───── Record excerpts ─────

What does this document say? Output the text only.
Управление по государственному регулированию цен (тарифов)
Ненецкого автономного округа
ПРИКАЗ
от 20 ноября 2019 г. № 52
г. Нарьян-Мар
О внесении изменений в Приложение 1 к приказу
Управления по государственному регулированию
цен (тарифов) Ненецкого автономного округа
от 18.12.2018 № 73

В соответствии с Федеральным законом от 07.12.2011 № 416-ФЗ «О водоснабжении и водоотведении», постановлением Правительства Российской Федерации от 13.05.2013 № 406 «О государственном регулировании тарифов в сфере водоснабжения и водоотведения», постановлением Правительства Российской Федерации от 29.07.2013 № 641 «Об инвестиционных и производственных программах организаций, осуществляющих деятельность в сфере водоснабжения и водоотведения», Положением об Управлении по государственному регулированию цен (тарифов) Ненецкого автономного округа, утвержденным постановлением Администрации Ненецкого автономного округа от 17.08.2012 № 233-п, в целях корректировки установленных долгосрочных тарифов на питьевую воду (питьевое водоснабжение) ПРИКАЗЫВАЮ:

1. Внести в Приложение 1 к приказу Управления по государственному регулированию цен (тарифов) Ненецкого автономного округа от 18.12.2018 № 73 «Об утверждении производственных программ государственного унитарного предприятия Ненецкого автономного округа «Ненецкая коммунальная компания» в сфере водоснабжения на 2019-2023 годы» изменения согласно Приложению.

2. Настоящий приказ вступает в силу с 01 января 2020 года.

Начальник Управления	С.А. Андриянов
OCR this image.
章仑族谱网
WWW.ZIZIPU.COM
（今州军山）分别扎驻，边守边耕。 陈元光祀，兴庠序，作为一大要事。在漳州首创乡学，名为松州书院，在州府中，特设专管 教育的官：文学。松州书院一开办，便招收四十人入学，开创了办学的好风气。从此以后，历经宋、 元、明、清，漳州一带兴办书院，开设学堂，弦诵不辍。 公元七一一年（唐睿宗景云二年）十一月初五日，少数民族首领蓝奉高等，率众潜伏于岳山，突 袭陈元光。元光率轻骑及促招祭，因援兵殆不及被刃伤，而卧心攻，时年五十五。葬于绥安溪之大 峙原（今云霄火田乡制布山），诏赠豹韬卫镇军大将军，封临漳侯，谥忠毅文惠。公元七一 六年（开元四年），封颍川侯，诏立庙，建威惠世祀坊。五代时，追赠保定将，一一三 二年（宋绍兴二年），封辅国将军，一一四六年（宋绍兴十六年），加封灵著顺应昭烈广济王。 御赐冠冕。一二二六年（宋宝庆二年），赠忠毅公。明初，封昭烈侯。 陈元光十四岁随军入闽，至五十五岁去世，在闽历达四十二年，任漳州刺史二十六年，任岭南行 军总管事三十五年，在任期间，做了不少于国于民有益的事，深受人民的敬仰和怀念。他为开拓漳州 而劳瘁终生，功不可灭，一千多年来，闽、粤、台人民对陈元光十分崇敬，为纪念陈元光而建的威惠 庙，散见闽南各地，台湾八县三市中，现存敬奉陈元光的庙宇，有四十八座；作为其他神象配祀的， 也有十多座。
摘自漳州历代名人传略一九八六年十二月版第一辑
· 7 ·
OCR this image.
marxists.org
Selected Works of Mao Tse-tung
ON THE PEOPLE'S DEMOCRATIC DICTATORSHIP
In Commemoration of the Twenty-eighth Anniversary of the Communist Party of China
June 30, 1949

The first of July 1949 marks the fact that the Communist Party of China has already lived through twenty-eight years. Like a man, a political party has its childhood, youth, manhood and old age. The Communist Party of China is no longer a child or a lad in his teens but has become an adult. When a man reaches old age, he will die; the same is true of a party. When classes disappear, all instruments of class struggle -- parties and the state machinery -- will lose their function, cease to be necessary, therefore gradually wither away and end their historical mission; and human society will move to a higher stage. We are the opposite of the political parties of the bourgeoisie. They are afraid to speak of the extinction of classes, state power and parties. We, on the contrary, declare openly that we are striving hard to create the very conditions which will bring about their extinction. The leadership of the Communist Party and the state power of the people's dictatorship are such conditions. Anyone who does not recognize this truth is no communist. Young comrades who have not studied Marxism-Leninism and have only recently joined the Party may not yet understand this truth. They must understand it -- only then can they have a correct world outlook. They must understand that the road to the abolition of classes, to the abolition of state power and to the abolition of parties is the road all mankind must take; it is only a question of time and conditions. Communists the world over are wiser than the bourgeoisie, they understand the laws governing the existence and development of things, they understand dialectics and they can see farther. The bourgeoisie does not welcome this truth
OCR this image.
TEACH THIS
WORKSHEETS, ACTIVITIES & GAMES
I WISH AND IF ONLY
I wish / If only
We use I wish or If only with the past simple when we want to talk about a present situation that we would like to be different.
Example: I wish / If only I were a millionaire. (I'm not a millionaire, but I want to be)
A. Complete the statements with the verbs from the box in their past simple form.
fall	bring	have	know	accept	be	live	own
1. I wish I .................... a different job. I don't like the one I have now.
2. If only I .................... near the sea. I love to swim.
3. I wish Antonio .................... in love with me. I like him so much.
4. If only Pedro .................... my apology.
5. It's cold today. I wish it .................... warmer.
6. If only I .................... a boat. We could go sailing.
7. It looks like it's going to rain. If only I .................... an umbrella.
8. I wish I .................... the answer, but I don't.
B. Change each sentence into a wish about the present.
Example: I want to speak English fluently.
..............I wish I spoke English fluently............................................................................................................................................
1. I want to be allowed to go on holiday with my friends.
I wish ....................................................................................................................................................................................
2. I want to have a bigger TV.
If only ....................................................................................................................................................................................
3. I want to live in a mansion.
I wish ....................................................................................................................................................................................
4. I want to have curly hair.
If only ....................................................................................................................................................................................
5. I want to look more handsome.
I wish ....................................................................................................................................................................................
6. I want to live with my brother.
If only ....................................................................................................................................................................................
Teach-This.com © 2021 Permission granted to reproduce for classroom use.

─────

The answer is the number of lines in the preceding material that hold "want"; write that number and nothing else.

9